■ The problem ■
Transcribe the stretch of the records from their first line through the line containing "sell-bar [112, 444, 152, 498]", including both ends, copying each line character for character.

■ Available data ■
────────
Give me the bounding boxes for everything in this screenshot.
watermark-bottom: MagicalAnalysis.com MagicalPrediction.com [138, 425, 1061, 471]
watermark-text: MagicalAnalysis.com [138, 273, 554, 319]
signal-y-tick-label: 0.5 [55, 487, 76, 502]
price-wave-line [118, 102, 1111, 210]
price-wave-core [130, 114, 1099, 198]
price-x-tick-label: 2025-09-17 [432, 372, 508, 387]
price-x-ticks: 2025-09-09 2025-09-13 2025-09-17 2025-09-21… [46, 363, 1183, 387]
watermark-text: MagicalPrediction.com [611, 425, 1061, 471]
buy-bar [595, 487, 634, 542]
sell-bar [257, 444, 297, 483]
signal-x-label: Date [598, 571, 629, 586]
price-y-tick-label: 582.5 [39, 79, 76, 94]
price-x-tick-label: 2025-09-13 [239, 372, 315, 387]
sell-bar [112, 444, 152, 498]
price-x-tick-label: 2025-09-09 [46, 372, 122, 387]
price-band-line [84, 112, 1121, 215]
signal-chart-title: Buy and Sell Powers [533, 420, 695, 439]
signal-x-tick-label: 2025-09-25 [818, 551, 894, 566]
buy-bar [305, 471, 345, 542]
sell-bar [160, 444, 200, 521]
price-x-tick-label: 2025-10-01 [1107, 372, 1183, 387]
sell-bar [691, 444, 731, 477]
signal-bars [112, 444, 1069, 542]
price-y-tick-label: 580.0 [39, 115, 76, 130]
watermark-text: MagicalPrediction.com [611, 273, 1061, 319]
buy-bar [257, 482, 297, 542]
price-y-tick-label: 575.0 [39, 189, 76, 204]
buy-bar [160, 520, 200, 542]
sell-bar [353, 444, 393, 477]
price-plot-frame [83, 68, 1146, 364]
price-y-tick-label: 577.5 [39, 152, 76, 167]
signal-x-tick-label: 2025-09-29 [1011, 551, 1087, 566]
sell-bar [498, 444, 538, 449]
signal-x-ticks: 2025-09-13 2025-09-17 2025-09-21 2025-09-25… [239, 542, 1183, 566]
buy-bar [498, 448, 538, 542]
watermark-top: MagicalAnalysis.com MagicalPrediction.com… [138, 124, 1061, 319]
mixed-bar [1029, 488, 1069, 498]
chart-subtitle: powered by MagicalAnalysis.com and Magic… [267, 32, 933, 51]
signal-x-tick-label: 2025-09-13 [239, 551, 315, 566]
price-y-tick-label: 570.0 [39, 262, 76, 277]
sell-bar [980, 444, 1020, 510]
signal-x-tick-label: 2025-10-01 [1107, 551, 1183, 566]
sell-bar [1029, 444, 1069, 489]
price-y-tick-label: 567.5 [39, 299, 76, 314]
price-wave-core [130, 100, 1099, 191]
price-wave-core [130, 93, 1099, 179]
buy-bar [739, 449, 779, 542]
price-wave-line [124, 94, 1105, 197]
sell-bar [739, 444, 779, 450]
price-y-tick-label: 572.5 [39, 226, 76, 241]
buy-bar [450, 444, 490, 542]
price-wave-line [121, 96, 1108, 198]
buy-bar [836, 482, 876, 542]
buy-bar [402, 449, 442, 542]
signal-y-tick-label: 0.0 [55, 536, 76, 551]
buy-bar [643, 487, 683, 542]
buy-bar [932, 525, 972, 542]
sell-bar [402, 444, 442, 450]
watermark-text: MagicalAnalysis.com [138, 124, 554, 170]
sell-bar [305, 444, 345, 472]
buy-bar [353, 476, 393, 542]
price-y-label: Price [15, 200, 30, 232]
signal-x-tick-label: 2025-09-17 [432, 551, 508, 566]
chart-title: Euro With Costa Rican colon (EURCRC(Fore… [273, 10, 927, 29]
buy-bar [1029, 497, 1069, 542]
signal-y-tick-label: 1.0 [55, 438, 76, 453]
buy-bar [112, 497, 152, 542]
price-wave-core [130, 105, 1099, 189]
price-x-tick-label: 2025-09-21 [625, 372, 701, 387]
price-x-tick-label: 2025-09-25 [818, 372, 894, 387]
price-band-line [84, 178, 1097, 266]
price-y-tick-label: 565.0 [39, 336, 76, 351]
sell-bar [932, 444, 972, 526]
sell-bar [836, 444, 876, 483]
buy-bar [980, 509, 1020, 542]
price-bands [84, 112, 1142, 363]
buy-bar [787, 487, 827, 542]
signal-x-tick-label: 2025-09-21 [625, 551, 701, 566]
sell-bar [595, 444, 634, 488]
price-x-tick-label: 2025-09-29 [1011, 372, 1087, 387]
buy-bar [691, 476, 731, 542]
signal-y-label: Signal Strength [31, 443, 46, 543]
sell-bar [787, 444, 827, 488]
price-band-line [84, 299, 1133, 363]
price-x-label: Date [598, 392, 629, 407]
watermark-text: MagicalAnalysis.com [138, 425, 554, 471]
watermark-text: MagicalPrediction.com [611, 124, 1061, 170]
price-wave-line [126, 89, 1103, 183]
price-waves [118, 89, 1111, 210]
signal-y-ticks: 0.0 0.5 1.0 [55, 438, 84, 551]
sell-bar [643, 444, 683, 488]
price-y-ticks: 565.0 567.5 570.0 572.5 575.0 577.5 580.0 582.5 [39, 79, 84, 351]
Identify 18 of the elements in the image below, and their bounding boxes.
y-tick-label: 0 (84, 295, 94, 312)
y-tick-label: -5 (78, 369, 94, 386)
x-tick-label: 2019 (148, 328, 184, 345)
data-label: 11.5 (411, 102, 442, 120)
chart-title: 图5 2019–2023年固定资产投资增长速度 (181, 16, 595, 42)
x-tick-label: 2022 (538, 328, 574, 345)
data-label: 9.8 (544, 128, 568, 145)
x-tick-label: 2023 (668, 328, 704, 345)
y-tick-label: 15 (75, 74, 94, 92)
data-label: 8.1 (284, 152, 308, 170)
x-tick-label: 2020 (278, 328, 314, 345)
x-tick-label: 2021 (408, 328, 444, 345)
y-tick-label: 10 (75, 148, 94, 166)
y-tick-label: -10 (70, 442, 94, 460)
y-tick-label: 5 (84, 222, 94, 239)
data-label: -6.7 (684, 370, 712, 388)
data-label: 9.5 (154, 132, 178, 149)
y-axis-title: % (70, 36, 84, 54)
────────
■ Complete output ■
Give me the bounding boxes for everything in this screenshot.
watermark-bottom: MagicalAnalysis.com MagicalPrediction.com [138, 425, 1061, 471]
watermark-text: MagicalAnalysis.com [138, 273, 554, 319]
signal-y-tick-label: 0.5 [55, 487, 76, 502]
price-wave-line [118, 102, 1111, 210]
price-wave-core [130, 114, 1099, 198]
price-x-tick-label: 2025-09-17 [432, 372, 508, 387]
price-x-ticks: 2025-09-09 2025-09-13 2025-09-17 2025-09-21… [46, 363, 1183, 387]
watermark-text: MagicalPrediction.com [611, 425, 1061, 471]
buy-bar [595, 487, 634, 542]
sell-bar [257, 444, 297, 483]
signal-x-label: Date [598, 571, 629, 586]
price-y-tick-label: 582.5 [39, 79, 76, 94]
price-x-tick-label: 2025-09-13 [239, 372, 315, 387]
sell-bar [112, 444, 152, 498]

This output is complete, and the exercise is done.